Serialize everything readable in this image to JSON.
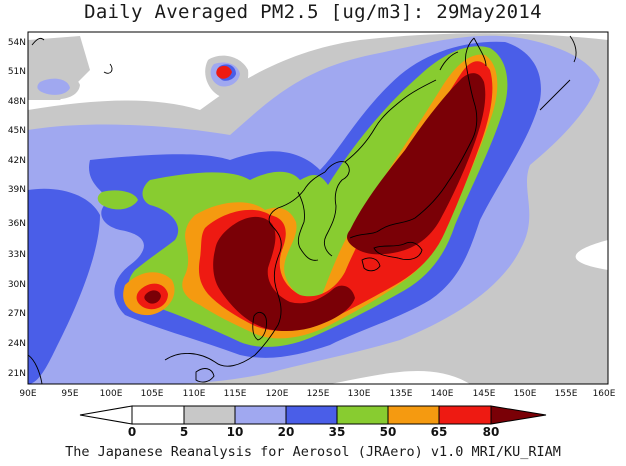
{
  "title": "Daily Averaged PM2.5 [ug/m3]: 29May2014",
  "footer": "The Japanese Reanalysis for Aerosol (JRAero) v1.0 MRI/KU_RIAM",
  "map": {
    "lon_min": 90,
    "lon_max": 160,
    "lat_min": 19.5,
    "lat_max": 55.5,
    "lat_ticks": [
      "54N",
      "51N",
      "48N",
      "45N",
      "42N",
      "39N",
      "36N",
      "33N",
      "30N",
      "27N",
      "24N",
      "21N"
    ],
    "lon_ticks": [
      "90E",
      "95E",
      "100E",
      "105E",
      "110E",
      "115E",
      "120E",
      "125E",
      "130E",
      "135E",
      "140E",
      "145E",
      "150E",
      "155E",
      "160E"
    ],
    "levels": [
      {
        "label": "0",
        "color": "#ffffff"
      },
      {
        "label": "5",
        "color": "#c8c8c8"
      },
      {
        "label": "10",
        "color": "#a0a8f0"
      },
      {
        "label": "20",
        "color": "#4a5ee8"
      },
      {
        "label": "35",
        "color": "#88cc30"
      },
      {
        "label": "50",
        "color": "#f59a10"
      },
      {
        "label": "65",
        "color": "#ee1a12"
      },
      {
        "label": "80",
        "color": "#7a0006"
      }
    ],
    "colorbar_labels": [
      "0",
      "5",
      "10",
      "20",
      "35",
      "50",
      "65",
      "80"
    ]
  }
}
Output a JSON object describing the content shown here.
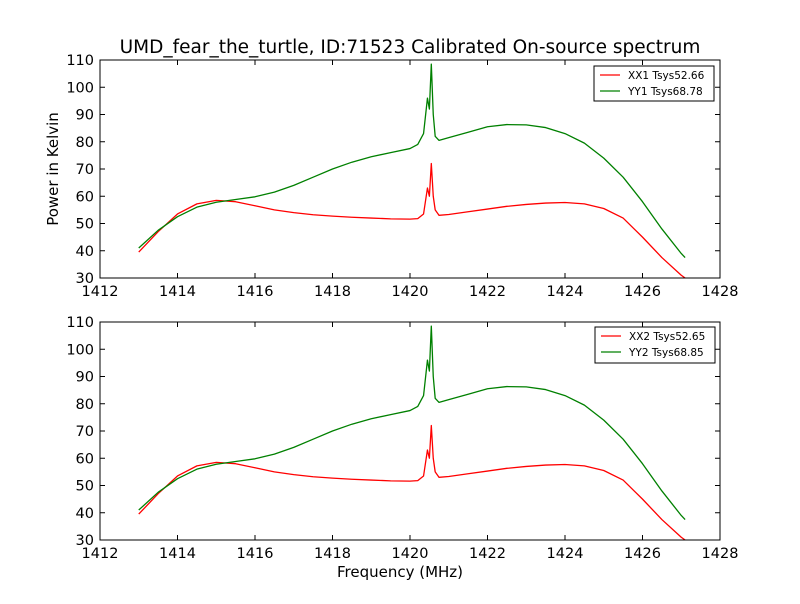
{
  "figure": {
    "title": "UMD_fear_the_turtle, ID:71523 Calibrated On-source spectrum"
  },
  "chart_data": [
    {
      "type": "line",
      "title": "UMD_fear_the_turtle, ID:71523 Calibrated On-source spectrum",
      "xlabel": "",
      "ylabel": "Power in Kelvin",
      "xlim": [
        1412,
        1428
      ],
      "ylim": [
        30,
        110
      ],
      "xticks": [
        1412,
        1414,
        1416,
        1418,
        1420,
        1422,
        1424,
        1426,
        1428
      ],
      "yticks": [
        30,
        40,
        50,
        60,
        70,
        80,
        90,
        100,
        110
      ],
      "grid": false,
      "legend_position": "top-right",
      "series": [
        {
          "name": "XX1 Tsys52.66",
          "color": "#ff0000",
          "x": [
            1413.0,
            1413.5,
            1414.0,
            1414.5,
            1415.0,
            1415.5,
            1416.0,
            1416.5,
            1417.0,
            1417.5,
            1418.0,
            1418.5,
            1419.0,
            1419.5,
            1420.0,
            1420.2,
            1420.35,
            1420.45,
            1420.5,
            1420.55,
            1420.6,
            1420.65,
            1420.75,
            1421.0,
            1421.5,
            1422.0,
            1422.5,
            1423.0,
            1423.5,
            1424.0,
            1424.5,
            1425.0,
            1425.5,
            1426.0,
            1426.5,
            1427.0,
            1427.1
          ],
          "y": [
            39.5,
            47.0,
            53.5,
            57.2,
            58.5,
            58.0,
            56.5,
            55.0,
            54.0,
            53.2,
            52.7,
            52.3,
            52.0,
            51.7,
            51.6,
            51.8,
            53.5,
            63.0,
            60.0,
            72.0,
            60.0,
            55.0,
            53.0,
            53.3,
            54.3,
            55.3,
            56.3,
            57.0,
            57.5,
            57.7,
            57.2,
            55.5,
            52.0,
            45.0,
            37.5,
            31.0,
            30.0
          ]
        },
        {
          "name": "YY1 Tsys68.78",
          "color": "#008000",
          "x": [
            1413.0,
            1413.5,
            1414.0,
            1414.5,
            1415.0,
            1415.5,
            1416.0,
            1416.5,
            1417.0,
            1417.5,
            1418.0,
            1418.5,
            1419.0,
            1419.5,
            1420.0,
            1420.2,
            1420.35,
            1420.45,
            1420.5,
            1420.55,
            1420.6,
            1420.65,
            1420.75,
            1421.0,
            1421.5,
            1422.0,
            1422.5,
            1423.0,
            1423.5,
            1424.0,
            1424.5,
            1425.0,
            1425.5,
            1426.0,
            1426.5,
            1427.0,
            1427.1
          ],
          "y": [
            41.0,
            47.5,
            52.5,
            56.0,
            57.8,
            58.8,
            59.8,
            61.5,
            64.0,
            67.0,
            70.0,
            72.5,
            74.5,
            76.0,
            77.5,
            79.0,
            83.0,
            96.0,
            92.0,
            108.5,
            90.0,
            82.0,
            80.5,
            81.5,
            83.5,
            85.5,
            86.3,
            86.2,
            85.2,
            83.0,
            79.5,
            74.0,
            67.0,
            58.0,
            48.0,
            39.0,
            37.5
          ]
        }
      ]
    },
    {
      "type": "line",
      "title": "",
      "xlabel": "Frequency (MHz)",
      "ylabel": "",
      "xlim": [
        1412,
        1428
      ],
      "ylim": [
        30,
        110
      ],
      "xticks": [
        1412,
        1414,
        1416,
        1418,
        1420,
        1422,
        1424,
        1426,
        1428
      ],
      "yticks": [
        30,
        40,
        50,
        60,
        70,
        80,
        90,
        100,
        110
      ],
      "grid": false,
      "legend_position": "top-right",
      "series": [
        {
          "name": "XX2 Tsys52.65",
          "color": "#ff0000",
          "x": [
            1413.0,
            1413.5,
            1414.0,
            1414.5,
            1415.0,
            1415.5,
            1416.0,
            1416.5,
            1417.0,
            1417.5,
            1418.0,
            1418.5,
            1419.0,
            1419.5,
            1420.0,
            1420.2,
            1420.35,
            1420.45,
            1420.5,
            1420.55,
            1420.6,
            1420.65,
            1420.75,
            1421.0,
            1421.5,
            1422.0,
            1422.5,
            1423.0,
            1423.5,
            1424.0,
            1424.5,
            1425.0,
            1425.5,
            1426.0,
            1426.5,
            1427.0,
            1427.1
          ],
          "y": [
            39.5,
            47.0,
            53.5,
            57.2,
            58.5,
            58.0,
            56.5,
            55.0,
            54.0,
            53.2,
            52.7,
            52.3,
            52.0,
            51.7,
            51.6,
            51.8,
            53.5,
            63.0,
            60.0,
            72.0,
            60.0,
            55.0,
            53.0,
            53.3,
            54.3,
            55.3,
            56.3,
            57.0,
            57.5,
            57.7,
            57.2,
            55.5,
            52.0,
            45.0,
            37.5,
            31.0,
            30.0
          ]
        },
        {
          "name": "YY2 Tsys68.85",
          "color": "#008000",
          "x": [
            1413.0,
            1413.5,
            1414.0,
            1414.5,
            1415.0,
            1415.5,
            1416.0,
            1416.5,
            1417.0,
            1417.5,
            1418.0,
            1418.5,
            1419.0,
            1419.5,
            1420.0,
            1420.2,
            1420.35,
            1420.45,
            1420.5,
            1420.55,
            1420.6,
            1420.65,
            1420.75,
            1421.0,
            1421.5,
            1422.0,
            1422.5,
            1423.0,
            1423.5,
            1424.0,
            1424.5,
            1425.0,
            1425.5,
            1426.0,
            1426.5,
            1427.0,
            1427.1
          ],
          "y": [
            41.0,
            47.5,
            52.5,
            56.0,
            57.8,
            58.8,
            59.8,
            61.5,
            64.0,
            67.0,
            70.0,
            72.5,
            74.5,
            76.0,
            77.5,
            79.0,
            83.0,
            96.0,
            92.0,
            108.5,
            90.0,
            82.0,
            80.5,
            81.5,
            83.5,
            85.5,
            86.3,
            86.2,
            85.2,
            83.0,
            79.5,
            74.0,
            67.0,
            58.0,
            48.0,
            39.0,
            37.5
          ]
        }
      ]
    }
  ]
}
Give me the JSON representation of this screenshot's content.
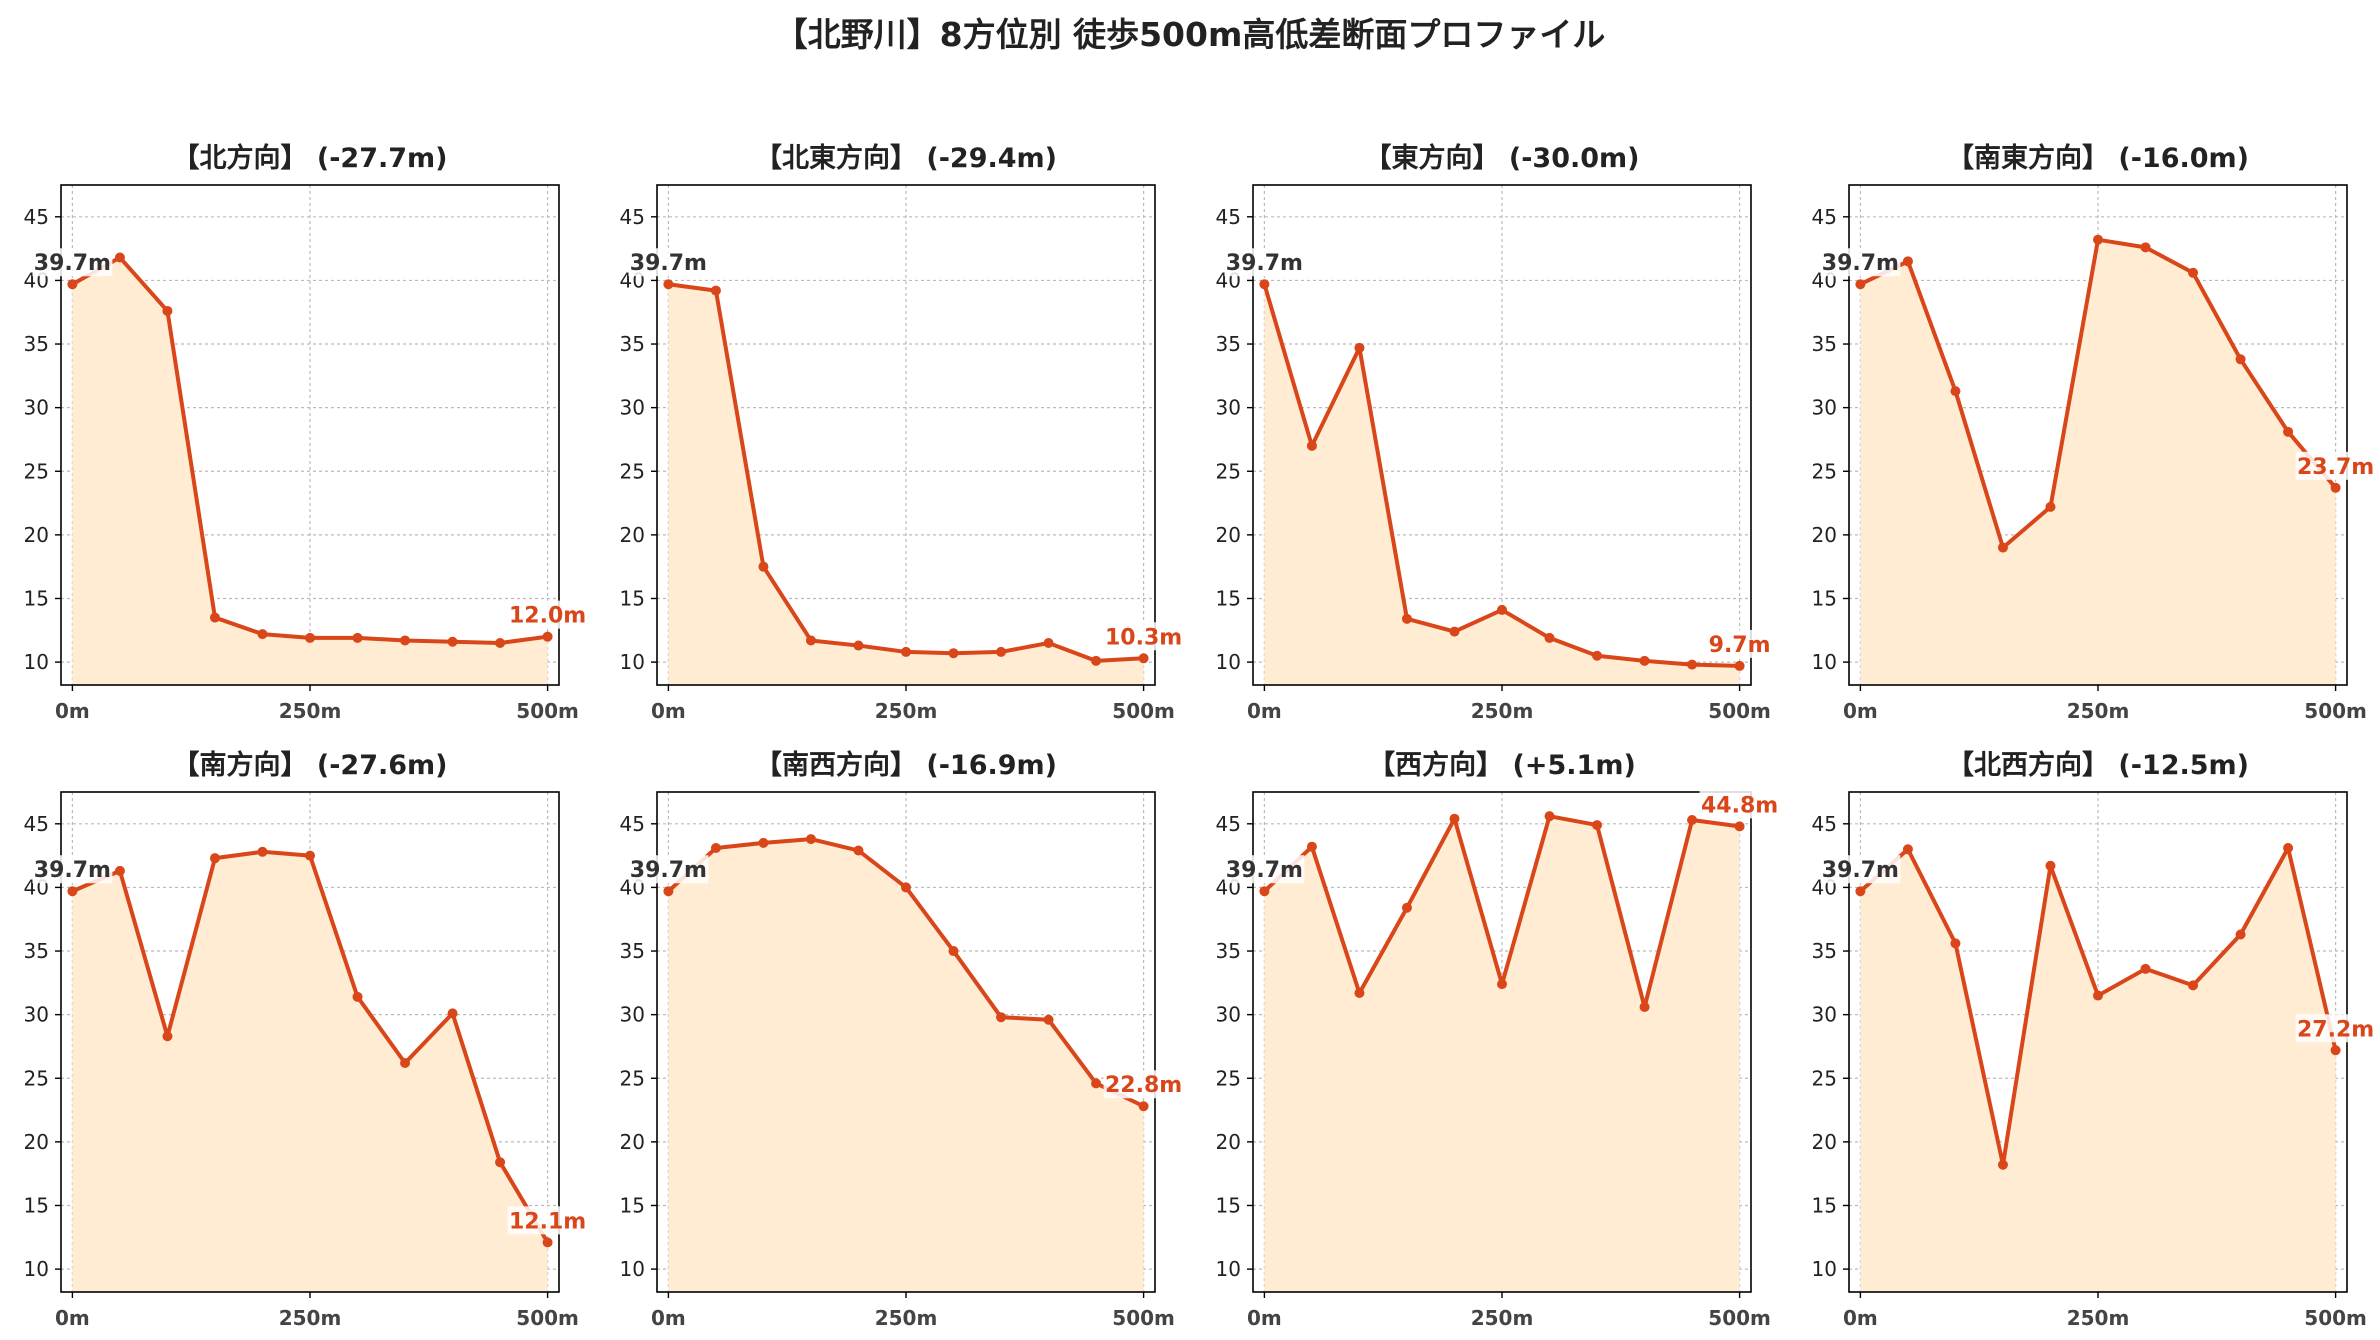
{
  "suptitle": "【北野川】8方位別 徒歩500m高低差断面プロファイル",
  "colors": {
    "line": "#d9461a",
    "fill": "#ffecd2",
    "start_label": "#333333",
    "end_label": "#d9461a",
    "grid": "#bbbbbb",
    "axis": "#000000"
  },
  "chart_data": [
    {
      "type": "area",
      "title": "【北方向】 (-27.7m)",
      "x": [
        0,
        50,
        100,
        150,
        200,
        250,
        300,
        350,
        400,
        450,
        500
      ],
      "y": [
        39.7,
        41.8,
        37.6,
        13.5,
        12.2,
        11.9,
        11.9,
        11.7,
        11.6,
        11.5,
        12.0
      ],
      "start_label": "39.7m",
      "end_label": "12.0m",
      "xticks": [
        "0m",
        "250m",
        "500m"
      ],
      "yticks": [
        10,
        15,
        20,
        25,
        30,
        35,
        40,
        45
      ],
      "xlim": [
        -12,
        512
      ],
      "ylim": [
        8.2,
        47.5
      ],
      "grid": true
    },
    {
      "type": "area",
      "title": "【北東方向】 (-29.4m)",
      "x": [
        0,
        50,
        100,
        150,
        200,
        250,
        300,
        350,
        400,
        450,
        500
      ],
      "y": [
        39.7,
        39.2,
        17.5,
        11.7,
        11.3,
        10.8,
        10.7,
        10.8,
        11.5,
        10.1,
        10.3
      ],
      "start_label": "39.7m",
      "end_label": "10.3m",
      "xticks": [
        "0m",
        "250m",
        "500m"
      ],
      "yticks": [
        10,
        15,
        20,
        25,
        30,
        35,
        40,
        45
      ],
      "xlim": [
        -12,
        512
      ],
      "ylim": [
        8.2,
        47.5
      ],
      "grid": true
    },
    {
      "type": "area",
      "title": "【東方向】 (-30.0m)",
      "x": [
        0,
        50,
        100,
        150,
        200,
        250,
        300,
        350,
        400,
        450,
        500
      ],
      "y": [
        39.7,
        27.0,
        34.7,
        13.4,
        12.4,
        14.1,
        11.9,
        10.5,
        10.1,
        9.8,
        9.7
      ],
      "start_label": "39.7m",
      "end_label": "9.7m",
      "xticks": [
        "0m",
        "250m",
        "500m"
      ],
      "yticks": [
        10,
        15,
        20,
        25,
        30,
        35,
        40,
        45
      ],
      "xlim": [
        -12,
        512
      ],
      "ylim": [
        8.2,
        47.5
      ],
      "grid": true
    },
    {
      "type": "area",
      "title": "【南東方向】 (-16.0m)",
      "x": [
        0,
        50,
        100,
        150,
        200,
        250,
        300,
        350,
        400,
        450,
        500
      ],
      "y": [
        39.7,
        41.5,
        31.3,
        19.0,
        22.2,
        43.2,
        42.6,
        40.6,
        33.8,
        28.1,
        23.7
      ],
      "start_label": "39.7m",
      "end_label": "23.7m",
      "xticks": [
        "0m",
        "250m",
        "500m"
      ],
      "yticks": [
        10,
        15,
        20,
        25,
        30,
        35,
        40,
        45
      ],
      "xlim": [
        -12,
        512
      ],
      "ylim": [
        8.2,
        47.5
      ],
      "grid": true
    },
    {
      "type": "area",
      "title": "【南方向】 (-27.6m)",
      "x": [
        0,
        50,
        100,
        150,
        200,
        250,
        300,
        350,
        400,
        450,
        500
      ],
      "y": [
        39.7,
        41.3,
        28.3,
        42.3,
        42.8,
        42.5,
        31.4,
        26.2,
        30.1,
        18.4,
        12.1
      ],
      "start_label": "39.7m",
      "end_label": "12.1m",
      "xticks": [
        "0m",
        "250m",
        "500m"
      ],
      "yticks": [
        10,
        15,
        20,
        25,
        30,
        35,
        40,
        45
      ],
      "xlim": [
        -12,
        512
      ],
      "ylim": [
        8.2,
        47.5
      ],
      "grid": true
    },
    {
      "type": "area",
      "title": "【南西方向】 (-16.9m)",
      "x": [
        0,
        50,
        100,
        150,
        200,
        250,
        300,
        350,
        400,
        450,
        500
      ],
      "y": [
        39.7,
        43.1,
        43.5,
        43.8,
        42.9,
        40.0,
        35.0,
        29.8,
        29.6,
        24.6,
        22.8
      ],
      "start_label": "39.7m",
      "end_label": "22.8m",
      "xticks": [
        "0m",
        "250m",
        "500m"
      ],
      "yticks": [
        10,
        15,
        20,
        25,
        30,
        35,
        40,
        45
      ],
      "xlim": [
        -12,
        512
      ],
      "ylim": [
        8.2,
        47.5
      ],
      "grid": true
    },
    {
      "type": "area",
      "title": "【西方向】 (+5.1m)",
      "x": [
        0,
        50,
        100,
        150,
        200,
        250,
        300,
        350,
        400,
        450,
        500
      ],
      "y": [
        39.7,
        43.2,
        31.7,
        38.4,
        45.4,
        32.4,
        45.6,
        44.9,
        30.6,
        45.3,
        44.8
      ],
      "start_label": "39.7m",
      "end_label": "44.8m",
      "xticks": [
        "0m",
        "250m",
        "500m"
      ],
      "yticks": [
        10,
        15,
        20,
        25,
        30,
        35,
        40,
        45
      ],
      "xlim": [
        -12,
        512
      ],
      "ylim": [
        8.2,
        47.5
      ],
      "grid": true
    },
    {
      "type": "area",
      "title": "【北西方向】 (-12.5m)",
      "x": [
        0,
        50,
        100,
        150,
        200,
        250,
        300,
        350,
        400,
        450,
        500
      ],
      "y": [
        39.7,
        43.0,
        35.6,
        18.2,
        41.7,
        31.5,
        33.6,
        32.3,
        36.3,
        43.1,
        27.2
      ],
      "start_label": "39.7m",
      "end_label": "27.2m",
      "xticks": [
        "0m",
        "250m",
        "500m"
      ],
      "yticks": [
        10,
        15,
        20,
        25,
        30,
        35,
        40,
        45
      ],
      "xlim": [
        -12,
        512
      ],
      "ylim": [
        8.2,
        47.5
      ],
      "grid": true
    }
  ]
}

------------------------------------------------------------

* BRIEF *
Which lines in the listing above hold the word "this"? Show each of them.

* WRITTEN RESPONSE *
Serialize everything readable in this image to JSON.
Give me the JSON representation of this screenshot's content.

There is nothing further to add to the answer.